# Start of PROVIDED ENTRIES

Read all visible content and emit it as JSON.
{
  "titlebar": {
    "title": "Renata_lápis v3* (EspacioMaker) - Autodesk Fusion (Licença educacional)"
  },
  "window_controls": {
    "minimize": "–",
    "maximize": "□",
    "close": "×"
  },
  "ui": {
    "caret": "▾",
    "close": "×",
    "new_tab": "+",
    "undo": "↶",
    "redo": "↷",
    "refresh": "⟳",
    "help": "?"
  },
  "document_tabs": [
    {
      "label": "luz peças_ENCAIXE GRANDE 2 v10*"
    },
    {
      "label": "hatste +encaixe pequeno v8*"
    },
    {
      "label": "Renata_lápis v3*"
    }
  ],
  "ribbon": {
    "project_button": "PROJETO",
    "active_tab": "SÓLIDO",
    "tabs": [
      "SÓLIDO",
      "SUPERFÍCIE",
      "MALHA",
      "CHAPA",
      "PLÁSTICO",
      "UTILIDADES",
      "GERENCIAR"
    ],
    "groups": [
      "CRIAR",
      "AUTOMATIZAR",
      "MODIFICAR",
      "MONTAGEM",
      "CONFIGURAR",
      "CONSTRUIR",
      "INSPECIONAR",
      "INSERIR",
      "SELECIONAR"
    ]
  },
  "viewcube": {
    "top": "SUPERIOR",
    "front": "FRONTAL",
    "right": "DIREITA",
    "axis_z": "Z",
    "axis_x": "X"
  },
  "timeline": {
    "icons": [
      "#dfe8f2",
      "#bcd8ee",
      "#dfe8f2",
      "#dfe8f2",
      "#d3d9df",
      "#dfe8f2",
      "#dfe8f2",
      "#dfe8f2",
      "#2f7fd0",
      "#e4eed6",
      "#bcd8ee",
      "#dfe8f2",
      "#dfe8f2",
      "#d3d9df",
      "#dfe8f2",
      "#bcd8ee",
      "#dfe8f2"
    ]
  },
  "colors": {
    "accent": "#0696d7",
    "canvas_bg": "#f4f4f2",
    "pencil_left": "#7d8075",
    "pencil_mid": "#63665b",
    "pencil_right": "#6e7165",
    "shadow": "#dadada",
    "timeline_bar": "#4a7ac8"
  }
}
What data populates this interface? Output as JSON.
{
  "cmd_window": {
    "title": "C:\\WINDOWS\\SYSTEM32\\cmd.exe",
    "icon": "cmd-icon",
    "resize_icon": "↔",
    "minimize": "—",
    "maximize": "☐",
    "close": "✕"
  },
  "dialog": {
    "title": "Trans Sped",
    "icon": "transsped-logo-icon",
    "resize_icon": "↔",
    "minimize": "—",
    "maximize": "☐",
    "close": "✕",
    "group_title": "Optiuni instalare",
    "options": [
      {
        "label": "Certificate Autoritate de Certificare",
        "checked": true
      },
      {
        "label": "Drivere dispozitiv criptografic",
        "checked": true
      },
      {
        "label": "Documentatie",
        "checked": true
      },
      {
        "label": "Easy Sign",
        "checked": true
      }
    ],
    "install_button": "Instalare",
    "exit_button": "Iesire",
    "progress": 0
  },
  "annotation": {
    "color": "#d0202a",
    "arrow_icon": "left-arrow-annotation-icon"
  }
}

# End of PROVIDED ENTRIES

* WHAT THE TASK REQUIRES
Copy every line in the entries above that has the string "annotation" in it.

* RESULT
  "annotation": {
    "arrow_icon": "left-arrow-annotation-icon"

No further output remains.